Return the material below in full and exactly.

-- BEGIN --

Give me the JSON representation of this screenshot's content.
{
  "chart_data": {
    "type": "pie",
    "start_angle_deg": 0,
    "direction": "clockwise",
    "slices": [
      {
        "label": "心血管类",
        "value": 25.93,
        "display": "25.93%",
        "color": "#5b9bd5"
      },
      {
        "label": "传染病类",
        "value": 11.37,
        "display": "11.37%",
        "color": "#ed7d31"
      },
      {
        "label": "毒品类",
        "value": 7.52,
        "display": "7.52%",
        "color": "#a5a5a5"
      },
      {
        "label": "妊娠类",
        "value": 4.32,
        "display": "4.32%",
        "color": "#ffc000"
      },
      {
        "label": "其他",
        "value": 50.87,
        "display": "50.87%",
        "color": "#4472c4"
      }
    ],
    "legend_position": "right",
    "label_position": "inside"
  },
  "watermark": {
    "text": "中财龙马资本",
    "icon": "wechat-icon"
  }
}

-- END --

▸ COMPLETE ANSWER
Give me the JSON representation of this screenshot's content.
{
  "chart_data": {
    "type": "pie",
    "start_angle_deg": 0,
    "direction": "clockwise",
    "slices": [
      {
        "label": "心血管类",
        "value": 25.93,
        "display": "25.93%",
        "color": "#5b9bd5"
      },
      {
        "label": "传染病类",
        "value": 11.37,
        "display": "11.37%",
        "color": "#ed7d31"
      },
      {
        "label": "毒品类",
        "value": 7.52,
        "display": "7.52%",
        "color": "#a5a5a5"
      },
      {
        "label": "妊娠类",
        "value": 4.32,
        "display": "4.32%",
        "color": "#ffc000"
      },
      {
        "label": "其他",
        "value": 50.87,
        "display": "50.87%",
        "color": "#4472c4"
      }
    ],
    "legend_position": "right",
    "label_position": "inside"
  },
  "watermark": {
    "text": "中财龙马资本",
    "icon": "wechat-icon"
  }
}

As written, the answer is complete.